#### Required task:
Find every line with the word "into". Copy those lines.

[Raw records]

* * * * * * *

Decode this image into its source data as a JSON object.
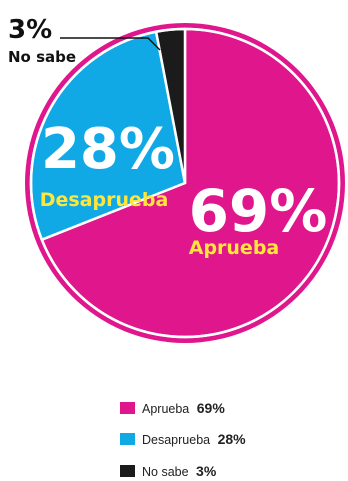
{
  "chart_data": {
    "type": "pie",
    "title": "",
    "slices": [
      {
        "label": "Aprueba",
        "value": 69,
        "display": "69%",
        "color": "#e0168c",
        "text_color": "#ffe63b"
      },
      {
        "label": "Desaprueba",
        "value": 28,
        "display": "28%",
        "color": "#10a9e6",
        "text_color": "#ffe63b"
      },
      {
        "label": "No sabe",
        "value": 3,
        "display": "3%",
        "color": "#1b1b1b",
        "text_color": "#111111"
      }
    ],
    "legend": {
      "position": "bottom",
      "items": [
        {
          "label": "Aprueba",
          "value": "69%",
          "color": "#e0168c"
        },
        {
          "label": "Desaprueba",
          "value": "28%",
          "color": "#10a9e6"
        },
        {
          "label": "No sabe",
          "value": "3%",
          "color": "#1b1b1b"
        }
      ]
    }
  }
}
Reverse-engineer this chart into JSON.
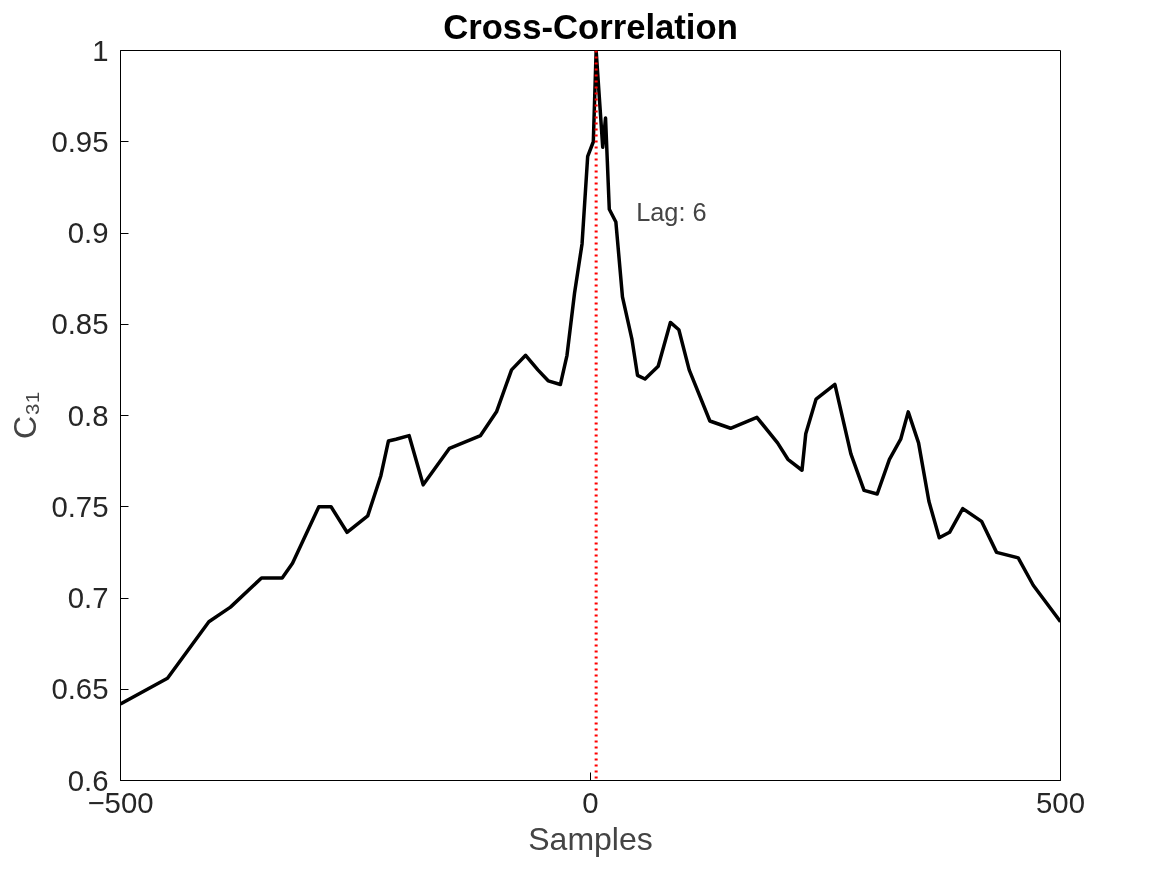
{
  "chart_data": {
    "type": "line",
    "title": "Cross-Correlation",
    "xlabel": "Samples",
    "ylabel": "C₃₁",
    "x": [
      -500,
      -450,
      -406,
      -383,
      -350,
      -328,
      -317,
      -289,
      -276,
      -259,
      -237,
      -223,
      -215,
      -207,
      -193,
      -178,
      -150,
      -117,
      -100,
      -84,
      -69,
      -56,
      -45,
      -32,
      -25,
      -17,
      -9,
      -3,
      3,
      6,
      13,
      16,
      20,
      27,
      34,
      44,
      50,
      58,
      72,
      85,
      94,
      105,
      127,
      149,
      177,
      199,
      210,
      225,
      229,
      240,
      260,
      277,
      291,
      305,
      318,
      330,
      338,
      349,
      360,
      371,
      382,
      396,
      416,
      432,
      455,
      471,
      500
    ],
    "series": [
      {
        "color": "#000000",
        "values": [
          0.642,
          0.656,
          0.687,
          0.695,
          0.711,
          0.711,
          0.719,
          0.75,
          0.75,
          0.736,
          0.745,
          0.767,
          0.786,
          0.787,
          0.789,
          0.762,
          0.782,
          0.789,
          0.802,
          0.825,
          0.833,
          0.825,
          0.819,
          0.817,
          0.833,
          0.867,
          0.894,
          0.942,
          0.95,
          1.0,
          0.947,
          0.963,
          0.913,
          0.906,
          0.865,
          0.842,
          0.822,
          0.82,
          0.827,
          0.851,
          0.847,
          0.825,
          0.797,
          0.793,
          0.799,
          0.785,
          0.776,
          0.77,
          0.79,
          0.809,
          0.817,
          0.779,
          0.759,
          0.757,
          0.776,
          0.787,
          0.802,
          0.785,
          0.753,
          0.733,
          0.736,
          0.749,
          0.742,
          0.725,
          0.722,
          0.707,
          0.687
        ]
      }
    ],
    "xlim": [
      -500,
      500
    ],
    "xticks": [
      -500,
      0,
      500
    ],
    "ylim": [
      0.6,
      1
    ],
    "yticks": [
      0.6,
      0.65,
      0.7,
      0.75,
      0.8,
      0.85,
      0.9,
      0.95,
      1
    ],
    "ref_lines": [
      {
        "axis": "x",
        "value": 6,
        "label": "Lag: 6",
        "color": "#ff0000",
        "line_style": "dotted"
      }
    ],
    "grid": false,
    "marker": "none",
    "line_style": "solid"
  }
}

* * * * * * *

#### Reply:
Decode this image into its source data as a JSON object.
Reverse-engineer this chart into JSON.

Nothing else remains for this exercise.